__AIM OF THE TASK__
Find each line in the following listing that has the string "sesame", then state the count and nothing else.

__Data excerpts__
#####

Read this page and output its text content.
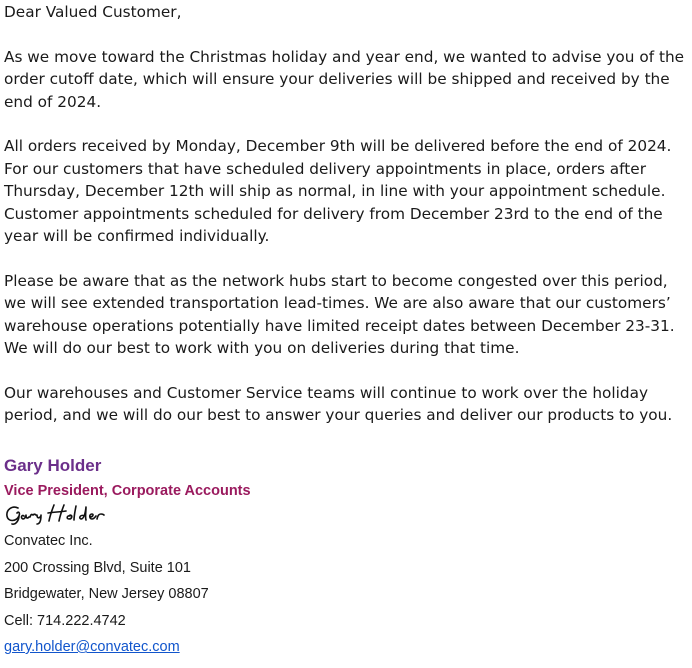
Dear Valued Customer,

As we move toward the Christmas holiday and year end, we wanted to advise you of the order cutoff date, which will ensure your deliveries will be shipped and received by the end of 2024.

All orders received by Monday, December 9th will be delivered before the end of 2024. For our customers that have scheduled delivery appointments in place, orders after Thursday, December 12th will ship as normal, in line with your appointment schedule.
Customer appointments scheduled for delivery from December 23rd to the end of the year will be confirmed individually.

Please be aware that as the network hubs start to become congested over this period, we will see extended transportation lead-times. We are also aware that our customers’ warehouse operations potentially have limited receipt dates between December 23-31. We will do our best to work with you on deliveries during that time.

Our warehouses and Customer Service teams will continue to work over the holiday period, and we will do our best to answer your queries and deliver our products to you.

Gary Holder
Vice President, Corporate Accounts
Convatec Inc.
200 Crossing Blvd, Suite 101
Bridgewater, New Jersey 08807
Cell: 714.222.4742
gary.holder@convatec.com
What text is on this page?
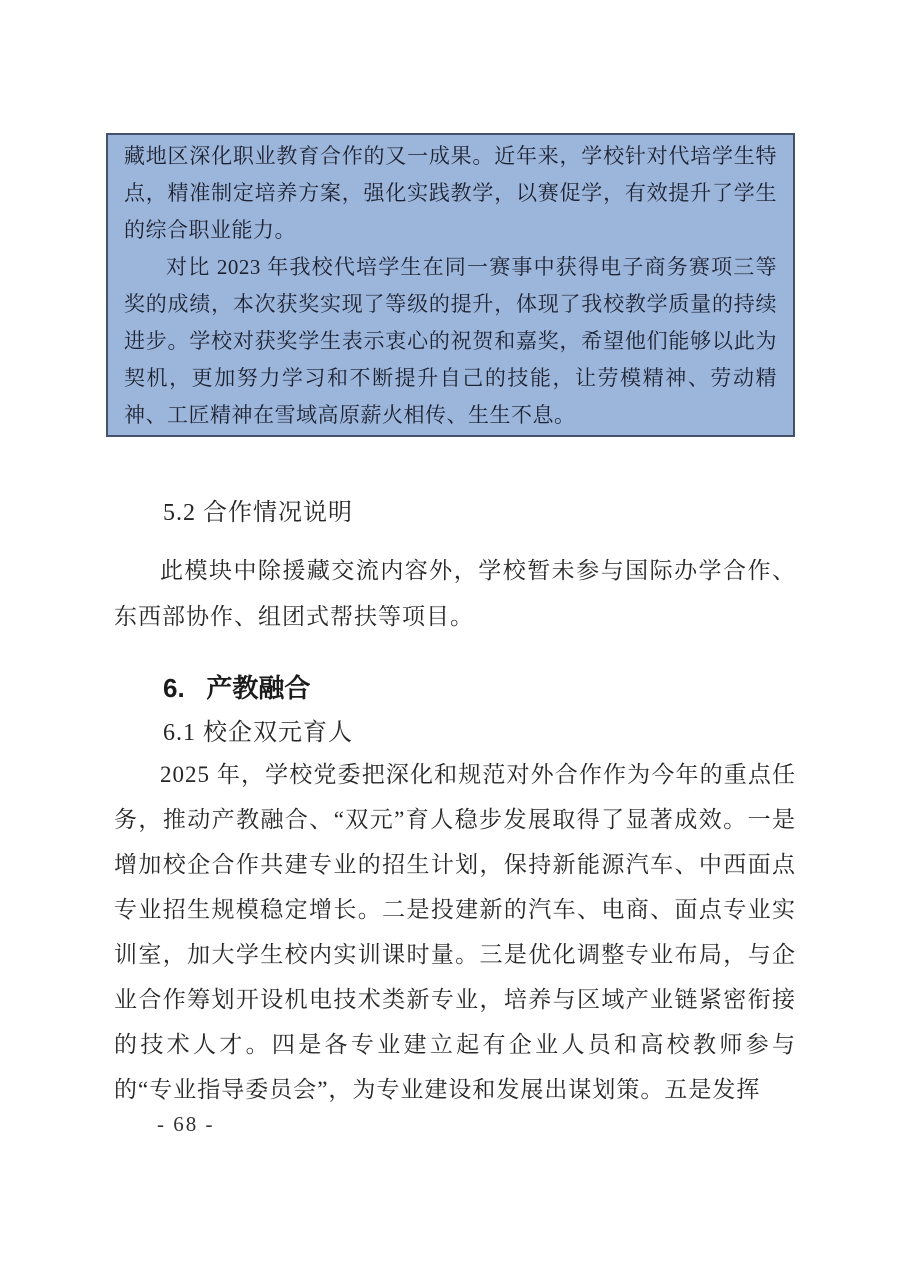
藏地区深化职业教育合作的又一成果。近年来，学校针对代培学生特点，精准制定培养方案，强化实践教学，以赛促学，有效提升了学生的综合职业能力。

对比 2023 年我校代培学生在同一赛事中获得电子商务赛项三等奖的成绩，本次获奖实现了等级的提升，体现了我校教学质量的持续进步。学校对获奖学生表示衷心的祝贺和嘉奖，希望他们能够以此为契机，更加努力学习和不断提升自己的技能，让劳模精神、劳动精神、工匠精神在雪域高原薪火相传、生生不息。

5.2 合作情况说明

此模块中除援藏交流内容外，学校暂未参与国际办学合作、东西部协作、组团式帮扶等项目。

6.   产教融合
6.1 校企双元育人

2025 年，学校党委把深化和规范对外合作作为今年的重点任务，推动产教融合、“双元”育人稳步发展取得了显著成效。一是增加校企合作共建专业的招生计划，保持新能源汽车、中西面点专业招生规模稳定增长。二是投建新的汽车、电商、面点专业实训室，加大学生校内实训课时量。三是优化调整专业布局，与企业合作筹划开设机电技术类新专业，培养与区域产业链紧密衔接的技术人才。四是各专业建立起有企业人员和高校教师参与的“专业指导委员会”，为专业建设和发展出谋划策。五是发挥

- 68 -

#####

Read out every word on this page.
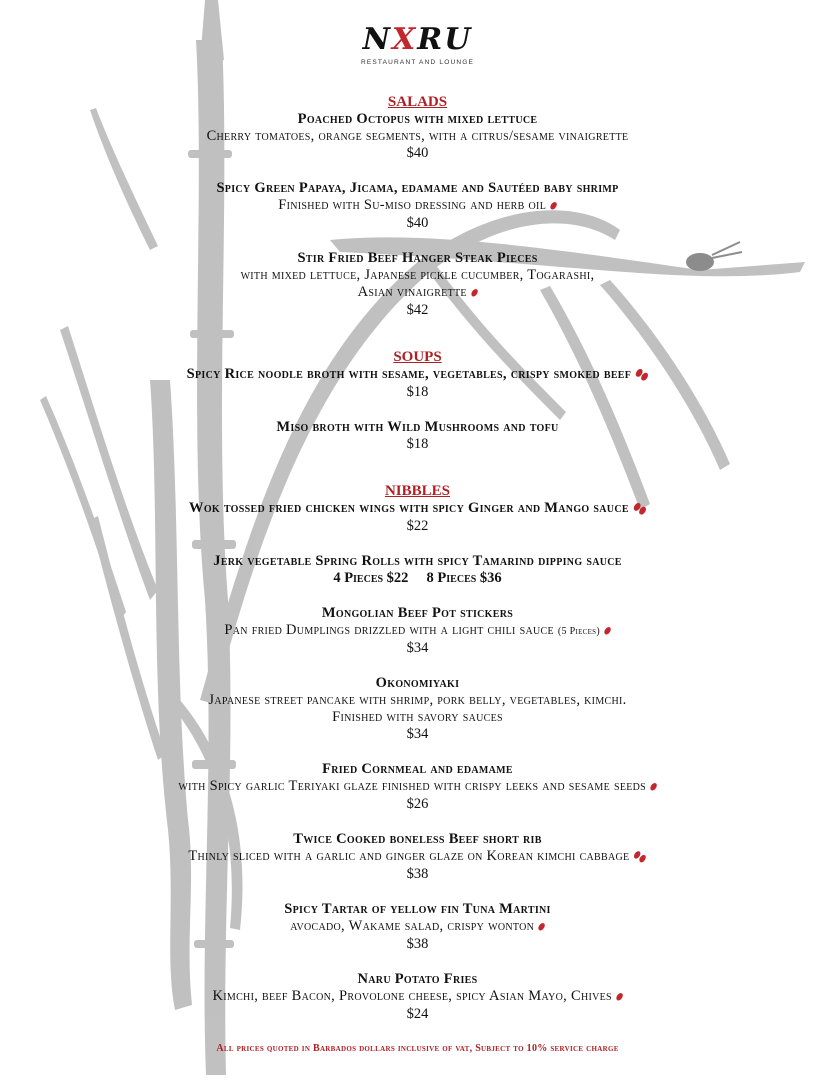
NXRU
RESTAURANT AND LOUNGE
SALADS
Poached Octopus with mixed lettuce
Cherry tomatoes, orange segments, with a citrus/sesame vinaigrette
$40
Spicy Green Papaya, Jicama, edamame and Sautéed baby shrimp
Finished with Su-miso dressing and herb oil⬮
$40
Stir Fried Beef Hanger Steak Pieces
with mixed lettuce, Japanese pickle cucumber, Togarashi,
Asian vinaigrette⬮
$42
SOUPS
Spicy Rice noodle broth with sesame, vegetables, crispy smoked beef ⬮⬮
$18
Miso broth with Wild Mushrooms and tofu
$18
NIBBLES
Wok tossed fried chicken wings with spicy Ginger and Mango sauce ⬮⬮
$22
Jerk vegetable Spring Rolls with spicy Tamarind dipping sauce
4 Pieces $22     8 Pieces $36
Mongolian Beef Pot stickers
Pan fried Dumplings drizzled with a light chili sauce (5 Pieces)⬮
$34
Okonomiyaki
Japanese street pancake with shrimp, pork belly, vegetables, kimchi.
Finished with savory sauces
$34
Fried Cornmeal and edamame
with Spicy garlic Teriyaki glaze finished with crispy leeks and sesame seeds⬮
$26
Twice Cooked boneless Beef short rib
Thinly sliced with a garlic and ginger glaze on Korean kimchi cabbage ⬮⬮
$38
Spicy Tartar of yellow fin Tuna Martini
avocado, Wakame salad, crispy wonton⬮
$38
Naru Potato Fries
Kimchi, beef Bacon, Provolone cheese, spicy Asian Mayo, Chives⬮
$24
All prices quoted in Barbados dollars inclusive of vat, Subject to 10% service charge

#####

__EXERCISE RESULT__
3